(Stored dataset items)
━━━

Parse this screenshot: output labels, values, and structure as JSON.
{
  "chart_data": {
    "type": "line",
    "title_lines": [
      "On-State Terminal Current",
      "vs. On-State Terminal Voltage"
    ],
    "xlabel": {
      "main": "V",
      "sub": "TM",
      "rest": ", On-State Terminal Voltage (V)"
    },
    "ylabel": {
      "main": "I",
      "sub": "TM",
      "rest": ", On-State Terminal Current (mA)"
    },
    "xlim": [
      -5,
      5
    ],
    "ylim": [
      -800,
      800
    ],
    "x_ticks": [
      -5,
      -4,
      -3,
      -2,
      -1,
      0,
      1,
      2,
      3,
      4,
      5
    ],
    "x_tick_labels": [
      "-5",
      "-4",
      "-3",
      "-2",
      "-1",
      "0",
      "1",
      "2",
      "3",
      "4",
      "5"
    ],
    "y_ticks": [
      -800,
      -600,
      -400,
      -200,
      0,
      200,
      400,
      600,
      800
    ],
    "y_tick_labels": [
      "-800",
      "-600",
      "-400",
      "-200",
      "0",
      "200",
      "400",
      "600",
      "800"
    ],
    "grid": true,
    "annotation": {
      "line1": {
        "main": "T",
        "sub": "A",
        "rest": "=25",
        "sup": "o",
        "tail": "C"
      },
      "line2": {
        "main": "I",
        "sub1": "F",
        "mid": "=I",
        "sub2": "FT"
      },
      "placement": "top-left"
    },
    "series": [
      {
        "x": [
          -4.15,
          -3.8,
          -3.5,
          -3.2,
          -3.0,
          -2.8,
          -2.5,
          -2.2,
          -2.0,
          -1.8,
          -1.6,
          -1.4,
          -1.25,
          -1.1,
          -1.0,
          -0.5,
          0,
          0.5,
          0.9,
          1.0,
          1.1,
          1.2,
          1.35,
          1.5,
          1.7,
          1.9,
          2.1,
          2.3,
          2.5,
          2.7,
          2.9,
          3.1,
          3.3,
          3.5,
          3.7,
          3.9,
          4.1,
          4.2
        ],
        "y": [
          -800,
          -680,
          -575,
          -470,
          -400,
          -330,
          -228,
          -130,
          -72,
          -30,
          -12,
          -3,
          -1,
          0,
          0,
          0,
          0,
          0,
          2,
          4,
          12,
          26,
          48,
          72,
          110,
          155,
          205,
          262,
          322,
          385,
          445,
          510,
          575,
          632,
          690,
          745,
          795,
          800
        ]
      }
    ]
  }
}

━━━

• Request:
Determine how many lines in the records contain "rest", and reply with the number only.

• Correct answer:
3